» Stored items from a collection
▬▬▬▬▬▬▬▬▬▬

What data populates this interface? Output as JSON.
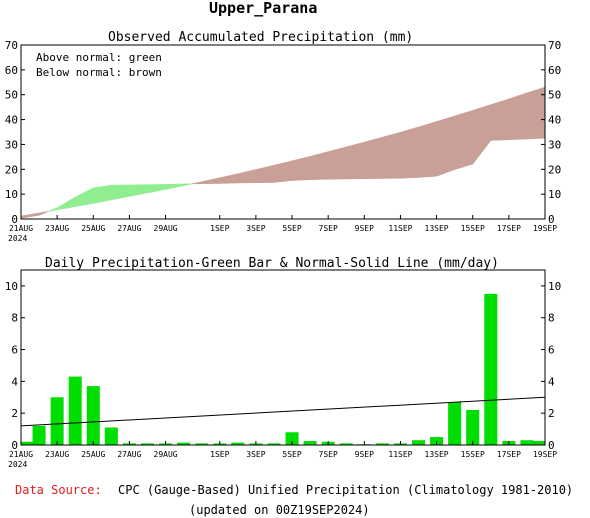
{
  "page": {
    "title": "Upper_Parana",
    "footer_source_label": "Data Source:",
    "footer_source_text": "CPC (Gauge-Based) Unified Precipitation (Climatology 1981-2010)",
    "footer_updated": "(updated on 00Z19SEP2024)"
  },
  "colors": {
    "above_normal": "#90ee90",
    "below_normal": "#c8a097",
    "bar": "#00dd00",
    "footer_label": "#e21b1b"
  },
  "chart_data": [
    {
      "type": "area",
      "title": "Observed Accumulated Precipitation (mm)",
      "legend": [
        "Above normal: green",
        "Below normal: brown"
      ],
      "legend_placement": "top-left",
      "x_tick_labels": [
        "21AUG",
        "23AUG",
        "25AUG",
        "27AUG",
        "29AUG",
        "1SEP",
        "3SEP",
        "5SEP",
        "7SEP",
        "9SEP",
        "11SEP",
        "13SEP",
        "15SEP",
        "17SEP",
        "19SEP"
      ],
      "x_tick_days": [
        0,
        2,
        4,
        6,
        8,
        11,
        13,
        15,
        17,
        19,
        21,
        23,
        25,
        27,
        29
      ],
      "year_label": "2024",
      "xlim": [
        0,
        29
      ],
      "ylim": [
        0,
        70
      ],
      "yticks": [
        0,
        10,
        20,
        30,
        40,
        50,
        60,
        70
      ],
      "series": [
        {
          "name": "observed",
          "x": [
            0,
            1,
            2,
            3,
            4,
            5,
            6,
            7,
            8,
            9,
            10,
            11,
            12,
            13,
            14,
            15,
            16,
            17,
            18,
            19,
            20,
            21,
            22,
            23,
            24,
            25,
            26,
            27,
            28,
            29
          ],
          "values": [
            0.3,
            1.5,
            4.5,
            8.8,
            12.5,
            13.6,
            13.7,
            13.8,
            13.9,
            14.1,
            14.2,
            14.3,
            14.5,
            14.6,
            14.7,
            15.5,
            15.8,
            16.0,
            16.1,
            16.2,
            16.3,
            16.4,
            16.7,
            17.2,
            19.9,
            22.1,
            31.6,
            31.9,
            32.2,
            32.5
          ]
        },
        {
          "name": "normal",
          "x": [
            0,
            1,
            2,
            3,
            4,
            5,
            6,
            7,
            8,
            9,
            10,
            11,
            12,
            13,
            14,
            15,
            16,
            17,
            18,
            19,
            20,
            21,
            22,
            23,
            24,
            25,
            26,
            27,
            28,
            29
          ],
          "values": [
            1.2,
            2.4,
            3.7,
            5.0,
            6.3,
            7.7,
            9.1,
            10.5,
            11.9,
            13.4,
            15.0,
            16.6,
            18.2,
            19.9,
            21.6,
            23.4,
            25.2,
            27.1,
            29.0,
            30.9,
            32.9,
            34.9,
            37.0,
            39.2,
            41.4,
            43.7,
            46.0,
            48.3,
            50.7,
            53.1
          ]
        }
      ]
    },
    {
      "type": "bar",
      "title": "Daily Precipitation-Green Bar & Normal-Solid Line (mm/day)",
      "x_tick_labels": [
        "21AUG",
        "23AUG",
        "25AUG",
        "27AUG",
        "29AUG",
        "1SEP",
        "3SEP",
        "5SEP",
        "7SEP",
        "9SEP",
        "11SEP",
        "13SEP",
        "15SEP",
        "17SEP",
        "19SEP"
      ],
      "x_tick_days": [
        0,
        2,
        4,
        6,
        8,
        11,
        13,
        15,
        17,
        19,
        21,
        23,
        25,
        27,
        29
      ],
      "year_label": "2024",
      "xlim": [
        0,
        29
      ],
      "ylim": [
        0,
        11
      ],
      "yticks": [
        0,
        2,
        4,
        6,
        8,
        10
      ],
      "series": [
        {
          "name": "daily",
          "x": [
            0,
            1,
            2,
            3,
            4,
            5,
            6,
            7,
            8,
            9,
            10,
            11,
            12,
            13,
            14,
            15,
            16,
            17,
            18,
            19,
            20,
            21,
            22,
            23,
            24,
            25,
            26,
            27,
            28,
            29
          ],
          "values": [
            0.2,
            1.2,
            3.0,
            4.3,
            3.7,
            1.1,
            0.1,
            0.1,
            0.1,
            0.15,
            0.1,
            0.1,
            0.15,
            0.1,
            0.1,
            0.8,
            0.25,
            0.2,
            0.1,
            0.05,
            0.1,
            0.1,
            0.3,
            0.5,
            2.7,
            2.2,
            9.5,
            0.25,
            0.3,
            0.25
          ]
        },
        {
          "name": "normal",
          "x": [
            0,
            29
          ],
          "values": [
            1.2,
            3.0
          ]
        }
      ]
    }
  ]
}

▬▬▬▬▬▬▬▬▬▬

» What you need to do
Repeat all the data as it stands, dropping any images it holds.

» Solution to this task
What data populates this interface? Output as JSON.
{
  "page": {
    "title": "Upper_Parana",
    "footer_source_label": "Data Source:",
    "footer_source_text": "CPC (Gauge-Based) Unified Precipitation (Climatology 1981-2010)",
    "footer_updated": "(updated on 00Z19SEP2024)"
  },
  "colors": {
    "above_normal": "#90ee90",
    "below_normal": "#c8a097",
    "bar": "#00dd00",
    "footer_label": "#e21b1b"
  },
  "chart_data": [
    {
      "type": "area",
      "title": "Observed Accumulated Precipitation (mm)",
      "legend": [
        "Above normal: green",
        "Below normal: brown"
      ],
      "legend_placement": "top-left",
      "x_tick_labels": [
        "21AUG",
        "23AUG",
        "25AUG",
        "27AUG",
        "29AUG",
        "1SEP",
        "3SEP",
        "5SEP",
        "7SEP",
        "9SEP",
        "11SEP",
        "13SEP",
        "15SEP",
        "17SEP",
        "19SEP"
      ],
      "x_tick_days": [
        0,
        2,
        4,
        6,
        8,
        11,
        13,
        15,
        17,
        19,
        21,
        23,
        25,
        27,
        29
      ],
      "year_label": "2024",
      "xlim": [
        0,
        29
      ],
      "ylim": [
        0,
        70
      ],
      "yticks": [
        0,
        10,
        20,
        30,
        40,
        50,
        60,
        70
      ],
      "series": [
        {
          "name": "observed",
          "x": [
            0,
            1,
            2,
            3,
            4,
            5,
            6,
            7,
            8,
            9,
            10,
            11,
            12,
            13,
            14,
            15,
            16,
            17,
            18,
            19,
            20,
            21,
            22,
            23,
            24,
            25,
            26,
            27,
            28,
            29
          ],
          "values": [
            0.3,
            1.5,
            4.5,
            8.8,
            12.5,
            13.6,
            13.7,
            13.8,
            13.9,
            14.1,
            14.2,
            14.3,
            14.5,
            14.6,
            14.7,
            15.5,
            15.8,
            16.0,
            16.1,
            16.2,
            16.3,
            16.4,
            16.7,
            17.2,
            19.9,
            22.1,
            31.6,
            31.9,
            32.2,
            32.5
          ]
        },
        {
          "name": "normal",
          "x": [
            0,
            1,
            2,
            3,
            4,
            5,
            6,
            7,
            8,
            9,
            10,
            11,
            12,
            13,
            14,
            15,
            16,
            17,
            18,
            19,
            20,
            21,
            22,
            23,
            24,
            25,
            26,
            27,
            28,
            29
          ],
          "values": [
            1.2,
            2.4,
            3.7,
            5.0,
            6.3,
            7.7,
            9.1,
            10.5,
            11.9,
            13.4,
            15.0,
            16.6,
            18.2,
            19.9,
            21.6,
            23.4,
            25.2,
            27.1,
            29.0,
            30.9,
            32.9,
            34.9,
            37.0,
            39.2,
            41.4,
            43.7,
            46.0,
            48.3,
            50.7,
            53.1
          ]
        }
      ]
    },
    {
      "type": "bar",
      "title": "Daily Precipitation-Green Bar & Normal-Solid Line (mm/day)",
      "x_tick_labels": [
        "21AUG",
        "23AUG",
        "25AUG",
        "27AUG",
        "29AUG",
        "1SEP",
        "3SEP",
        "5SEP",
        "7SEP",
        "9SEP",
        "11SEP",
        "13SEP",
        "15SEP",
        "17SEP",
        "19SEP"
      ],
      "x_tick_days": [
        0,
        2,
        4,
        6,
        8,
        11,
        13,
        15,
        17,
        19,
        21,
        23,
        25,
        27,
        29
      ],
      "year_label": "2024",
      "xlim": [
        0,
        29
      ],
      "ylim": [
        0,
        11
      ],
      "yticks": [
        0,
        2,
        4,
        6,
        8,
        10
      ],
      "series": [
        {
          "name": "daily",
          "x": [
            0,
            1,
            2,
            3,
            4,
            5,
            6,
            7,
            8,
            9,
            10,
            11,
            12,
            13,
            14,
            15,
            16,
            17,
            18,
            19,
            20,
            21,
            22,
            23,
            24,
            25,
            26,
            27,
            28,
            29
          ],
          "values": [
            0.2,
            1.2,
            3.0,
            4.3,
            3.7,
            1.1,
            0.1,
            0.1,
            0.1,
            0.15,
            0.1,
            0.1,
            0.15,
            0.1,
            0.1,
            0.8,
            0.25,
            0.2,
            0.1,
            0.05,
            0.1,
            0.1,
            0.3,
            0.5,
            2.7,
            2.2,
            9.5,
            0.25,
            0.3,
            0.25
          ]
        },
        {
          "name": "normal",
          "x": [
            0,
            29
          ],
          "values": [
            1.2,
            3.0
          ]
        }
      ]
    }
  ]
}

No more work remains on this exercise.